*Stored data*

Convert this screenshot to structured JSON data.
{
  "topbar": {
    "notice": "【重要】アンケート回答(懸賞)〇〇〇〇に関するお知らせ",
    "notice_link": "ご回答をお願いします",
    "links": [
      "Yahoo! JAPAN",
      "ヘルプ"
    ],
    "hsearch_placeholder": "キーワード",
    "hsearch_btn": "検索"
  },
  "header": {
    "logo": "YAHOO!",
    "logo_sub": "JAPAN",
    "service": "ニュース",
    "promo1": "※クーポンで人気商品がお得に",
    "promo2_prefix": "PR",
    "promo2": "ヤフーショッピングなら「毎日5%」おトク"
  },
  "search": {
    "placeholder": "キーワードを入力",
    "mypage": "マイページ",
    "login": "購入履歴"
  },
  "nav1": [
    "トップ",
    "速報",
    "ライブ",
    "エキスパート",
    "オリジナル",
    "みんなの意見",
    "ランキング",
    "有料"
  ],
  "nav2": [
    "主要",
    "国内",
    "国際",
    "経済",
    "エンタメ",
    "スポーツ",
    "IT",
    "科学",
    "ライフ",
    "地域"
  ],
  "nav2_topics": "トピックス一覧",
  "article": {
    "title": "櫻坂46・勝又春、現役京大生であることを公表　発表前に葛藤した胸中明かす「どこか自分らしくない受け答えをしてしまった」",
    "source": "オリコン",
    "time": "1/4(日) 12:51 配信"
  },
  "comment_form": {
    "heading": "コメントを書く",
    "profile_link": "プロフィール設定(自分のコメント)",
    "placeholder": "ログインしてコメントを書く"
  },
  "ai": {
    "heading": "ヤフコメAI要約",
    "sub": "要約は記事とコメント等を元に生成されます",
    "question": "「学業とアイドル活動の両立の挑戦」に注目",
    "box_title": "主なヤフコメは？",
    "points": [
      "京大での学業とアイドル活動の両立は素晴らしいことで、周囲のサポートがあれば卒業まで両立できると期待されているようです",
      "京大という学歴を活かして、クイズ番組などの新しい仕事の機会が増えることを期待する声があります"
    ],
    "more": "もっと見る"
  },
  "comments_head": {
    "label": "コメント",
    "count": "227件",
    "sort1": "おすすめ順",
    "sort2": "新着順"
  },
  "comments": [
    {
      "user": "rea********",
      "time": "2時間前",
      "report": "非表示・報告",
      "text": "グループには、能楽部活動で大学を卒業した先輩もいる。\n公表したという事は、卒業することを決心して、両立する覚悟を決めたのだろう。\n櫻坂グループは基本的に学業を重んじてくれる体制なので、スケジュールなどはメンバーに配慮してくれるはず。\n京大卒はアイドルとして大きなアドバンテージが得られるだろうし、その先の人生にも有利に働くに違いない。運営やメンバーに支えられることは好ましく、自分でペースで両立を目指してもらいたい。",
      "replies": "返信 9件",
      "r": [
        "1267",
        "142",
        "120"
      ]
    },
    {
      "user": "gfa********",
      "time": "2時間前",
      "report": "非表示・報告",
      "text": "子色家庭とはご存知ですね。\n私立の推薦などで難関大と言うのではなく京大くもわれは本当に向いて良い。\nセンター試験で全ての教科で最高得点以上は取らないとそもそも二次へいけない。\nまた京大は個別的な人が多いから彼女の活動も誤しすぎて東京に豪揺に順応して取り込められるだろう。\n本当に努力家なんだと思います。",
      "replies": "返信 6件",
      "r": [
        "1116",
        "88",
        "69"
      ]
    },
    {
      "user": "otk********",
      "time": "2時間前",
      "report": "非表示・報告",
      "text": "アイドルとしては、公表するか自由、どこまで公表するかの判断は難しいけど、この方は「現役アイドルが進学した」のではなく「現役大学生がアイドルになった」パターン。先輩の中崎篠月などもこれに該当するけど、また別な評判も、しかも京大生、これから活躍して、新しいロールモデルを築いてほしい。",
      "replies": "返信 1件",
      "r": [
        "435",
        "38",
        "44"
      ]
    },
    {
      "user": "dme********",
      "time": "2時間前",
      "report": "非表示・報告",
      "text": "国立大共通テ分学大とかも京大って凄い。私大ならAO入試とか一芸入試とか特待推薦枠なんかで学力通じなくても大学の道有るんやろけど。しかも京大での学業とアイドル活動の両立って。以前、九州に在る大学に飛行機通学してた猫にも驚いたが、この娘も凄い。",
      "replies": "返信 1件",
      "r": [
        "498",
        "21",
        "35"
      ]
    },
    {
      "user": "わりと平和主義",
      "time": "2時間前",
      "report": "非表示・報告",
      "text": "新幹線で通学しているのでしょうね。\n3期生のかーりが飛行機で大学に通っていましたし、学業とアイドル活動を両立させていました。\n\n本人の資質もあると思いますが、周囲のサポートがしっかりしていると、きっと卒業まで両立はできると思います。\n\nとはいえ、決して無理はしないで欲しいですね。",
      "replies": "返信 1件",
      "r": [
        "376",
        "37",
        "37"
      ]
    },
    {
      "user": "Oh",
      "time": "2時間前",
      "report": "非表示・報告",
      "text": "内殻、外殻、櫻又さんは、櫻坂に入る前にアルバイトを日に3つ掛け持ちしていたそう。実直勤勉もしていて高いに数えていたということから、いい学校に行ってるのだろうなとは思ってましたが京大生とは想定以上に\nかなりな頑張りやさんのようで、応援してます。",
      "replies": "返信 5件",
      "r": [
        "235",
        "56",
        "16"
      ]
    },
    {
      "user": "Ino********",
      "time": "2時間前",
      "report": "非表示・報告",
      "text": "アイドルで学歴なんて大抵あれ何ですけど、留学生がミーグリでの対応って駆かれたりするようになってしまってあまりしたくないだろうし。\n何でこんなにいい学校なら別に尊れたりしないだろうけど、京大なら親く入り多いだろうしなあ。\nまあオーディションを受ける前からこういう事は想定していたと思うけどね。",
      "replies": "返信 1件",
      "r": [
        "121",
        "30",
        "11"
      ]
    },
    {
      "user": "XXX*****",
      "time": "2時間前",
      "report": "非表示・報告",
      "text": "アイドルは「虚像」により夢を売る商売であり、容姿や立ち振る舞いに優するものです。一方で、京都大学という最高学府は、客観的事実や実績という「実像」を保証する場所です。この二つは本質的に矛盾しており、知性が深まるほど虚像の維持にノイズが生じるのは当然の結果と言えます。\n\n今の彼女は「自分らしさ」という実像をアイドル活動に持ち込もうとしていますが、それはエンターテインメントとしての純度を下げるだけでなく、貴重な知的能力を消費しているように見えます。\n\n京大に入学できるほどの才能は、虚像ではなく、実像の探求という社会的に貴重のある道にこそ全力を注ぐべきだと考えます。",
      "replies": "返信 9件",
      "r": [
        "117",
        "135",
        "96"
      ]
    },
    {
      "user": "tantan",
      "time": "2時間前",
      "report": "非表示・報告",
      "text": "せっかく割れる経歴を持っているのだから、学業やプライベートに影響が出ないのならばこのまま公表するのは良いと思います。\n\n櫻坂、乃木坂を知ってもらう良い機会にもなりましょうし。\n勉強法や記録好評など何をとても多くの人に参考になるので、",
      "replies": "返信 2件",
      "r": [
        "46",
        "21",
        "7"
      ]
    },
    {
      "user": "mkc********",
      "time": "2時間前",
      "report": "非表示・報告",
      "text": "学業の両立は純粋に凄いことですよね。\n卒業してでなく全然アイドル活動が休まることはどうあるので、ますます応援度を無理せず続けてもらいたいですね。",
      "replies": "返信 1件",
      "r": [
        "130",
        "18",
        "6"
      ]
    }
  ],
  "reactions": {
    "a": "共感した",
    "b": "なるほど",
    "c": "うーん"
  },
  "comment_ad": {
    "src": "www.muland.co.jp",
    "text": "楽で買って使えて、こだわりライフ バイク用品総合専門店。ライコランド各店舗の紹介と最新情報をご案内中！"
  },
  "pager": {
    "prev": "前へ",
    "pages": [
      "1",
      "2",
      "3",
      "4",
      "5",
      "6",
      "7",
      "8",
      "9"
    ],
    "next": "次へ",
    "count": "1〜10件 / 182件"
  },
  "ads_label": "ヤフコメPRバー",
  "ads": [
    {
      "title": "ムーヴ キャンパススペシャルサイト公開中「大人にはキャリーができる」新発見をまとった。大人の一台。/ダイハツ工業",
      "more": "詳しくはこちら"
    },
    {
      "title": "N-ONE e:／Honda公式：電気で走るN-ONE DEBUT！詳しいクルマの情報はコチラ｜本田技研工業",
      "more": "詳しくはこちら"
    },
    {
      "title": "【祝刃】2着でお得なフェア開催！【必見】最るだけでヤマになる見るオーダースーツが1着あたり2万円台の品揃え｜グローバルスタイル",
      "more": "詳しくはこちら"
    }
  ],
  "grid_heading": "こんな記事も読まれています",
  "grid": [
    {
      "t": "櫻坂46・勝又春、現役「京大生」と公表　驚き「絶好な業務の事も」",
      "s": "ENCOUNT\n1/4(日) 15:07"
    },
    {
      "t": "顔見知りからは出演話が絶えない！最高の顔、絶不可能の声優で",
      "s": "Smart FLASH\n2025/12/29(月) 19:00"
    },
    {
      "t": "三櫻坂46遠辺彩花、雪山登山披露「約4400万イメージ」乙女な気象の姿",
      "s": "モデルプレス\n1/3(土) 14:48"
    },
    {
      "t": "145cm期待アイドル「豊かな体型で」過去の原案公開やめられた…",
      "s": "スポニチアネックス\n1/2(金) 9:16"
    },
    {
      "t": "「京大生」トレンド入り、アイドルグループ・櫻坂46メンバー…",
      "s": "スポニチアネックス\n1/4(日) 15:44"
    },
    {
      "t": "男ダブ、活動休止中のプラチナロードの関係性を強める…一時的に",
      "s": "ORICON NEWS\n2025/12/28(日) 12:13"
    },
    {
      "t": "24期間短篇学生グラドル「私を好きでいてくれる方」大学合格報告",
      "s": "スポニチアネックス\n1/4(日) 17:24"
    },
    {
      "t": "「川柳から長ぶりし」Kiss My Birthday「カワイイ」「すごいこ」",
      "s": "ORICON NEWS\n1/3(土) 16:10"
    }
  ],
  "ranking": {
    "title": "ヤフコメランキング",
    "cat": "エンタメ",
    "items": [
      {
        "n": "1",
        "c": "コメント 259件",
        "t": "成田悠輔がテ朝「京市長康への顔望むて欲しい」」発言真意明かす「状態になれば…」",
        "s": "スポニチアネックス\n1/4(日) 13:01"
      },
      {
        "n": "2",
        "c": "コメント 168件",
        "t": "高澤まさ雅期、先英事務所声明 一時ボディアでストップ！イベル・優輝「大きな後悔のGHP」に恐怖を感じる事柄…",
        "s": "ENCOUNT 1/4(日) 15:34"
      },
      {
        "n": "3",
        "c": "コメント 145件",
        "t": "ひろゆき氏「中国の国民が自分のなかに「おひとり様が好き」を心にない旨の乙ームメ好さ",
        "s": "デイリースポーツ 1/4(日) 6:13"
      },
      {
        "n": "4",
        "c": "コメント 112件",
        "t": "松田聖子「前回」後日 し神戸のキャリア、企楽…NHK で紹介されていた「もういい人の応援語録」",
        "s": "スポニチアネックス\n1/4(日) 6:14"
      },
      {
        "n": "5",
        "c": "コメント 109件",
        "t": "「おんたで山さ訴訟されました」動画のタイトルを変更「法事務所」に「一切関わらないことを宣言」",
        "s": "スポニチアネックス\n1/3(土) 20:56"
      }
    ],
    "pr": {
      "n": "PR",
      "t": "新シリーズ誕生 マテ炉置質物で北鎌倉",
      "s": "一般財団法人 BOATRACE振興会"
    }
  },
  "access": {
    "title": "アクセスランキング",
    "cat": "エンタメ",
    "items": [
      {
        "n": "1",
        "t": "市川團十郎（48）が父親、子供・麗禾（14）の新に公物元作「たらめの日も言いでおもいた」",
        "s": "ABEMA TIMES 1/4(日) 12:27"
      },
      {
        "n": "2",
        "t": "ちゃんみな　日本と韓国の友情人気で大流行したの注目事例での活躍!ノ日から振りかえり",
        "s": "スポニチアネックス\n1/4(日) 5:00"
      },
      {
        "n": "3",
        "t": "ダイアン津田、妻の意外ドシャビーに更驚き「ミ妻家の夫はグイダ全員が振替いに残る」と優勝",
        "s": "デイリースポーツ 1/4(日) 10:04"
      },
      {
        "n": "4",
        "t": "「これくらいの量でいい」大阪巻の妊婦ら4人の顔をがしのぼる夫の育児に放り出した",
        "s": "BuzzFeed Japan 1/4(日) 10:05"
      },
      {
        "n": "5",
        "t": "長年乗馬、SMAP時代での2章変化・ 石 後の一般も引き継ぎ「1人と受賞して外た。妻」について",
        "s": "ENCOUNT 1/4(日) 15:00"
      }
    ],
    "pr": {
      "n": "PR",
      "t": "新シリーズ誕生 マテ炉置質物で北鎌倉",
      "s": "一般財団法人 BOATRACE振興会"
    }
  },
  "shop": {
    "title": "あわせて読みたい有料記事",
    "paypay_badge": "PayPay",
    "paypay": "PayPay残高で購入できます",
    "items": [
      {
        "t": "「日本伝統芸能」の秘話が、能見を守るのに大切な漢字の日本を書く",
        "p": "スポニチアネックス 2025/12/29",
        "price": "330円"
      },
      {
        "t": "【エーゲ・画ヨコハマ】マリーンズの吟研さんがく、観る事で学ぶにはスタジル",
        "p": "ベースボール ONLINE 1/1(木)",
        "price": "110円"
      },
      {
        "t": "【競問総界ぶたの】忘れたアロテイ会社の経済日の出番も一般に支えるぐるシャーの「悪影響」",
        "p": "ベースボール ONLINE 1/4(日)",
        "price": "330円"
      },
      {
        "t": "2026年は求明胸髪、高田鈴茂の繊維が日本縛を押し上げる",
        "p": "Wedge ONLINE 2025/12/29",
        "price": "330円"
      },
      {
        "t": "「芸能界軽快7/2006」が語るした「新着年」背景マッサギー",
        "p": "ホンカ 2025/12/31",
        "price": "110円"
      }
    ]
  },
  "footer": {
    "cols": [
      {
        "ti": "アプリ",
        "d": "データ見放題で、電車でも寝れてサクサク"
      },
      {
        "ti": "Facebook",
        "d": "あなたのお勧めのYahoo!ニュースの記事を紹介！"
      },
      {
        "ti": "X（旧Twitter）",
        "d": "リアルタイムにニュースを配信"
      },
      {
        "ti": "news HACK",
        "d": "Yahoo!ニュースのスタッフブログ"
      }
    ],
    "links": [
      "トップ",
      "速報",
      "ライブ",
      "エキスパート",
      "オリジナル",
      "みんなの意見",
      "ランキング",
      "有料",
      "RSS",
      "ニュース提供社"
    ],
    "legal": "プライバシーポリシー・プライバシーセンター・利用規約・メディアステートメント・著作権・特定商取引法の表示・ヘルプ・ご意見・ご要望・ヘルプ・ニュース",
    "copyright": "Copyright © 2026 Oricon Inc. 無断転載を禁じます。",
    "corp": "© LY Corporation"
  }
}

*THE PROBLEM*
Tally up the lines holding the string "デイリースポーツ" in this listing, and report the total alone.

*OUTPUT BELOW*
2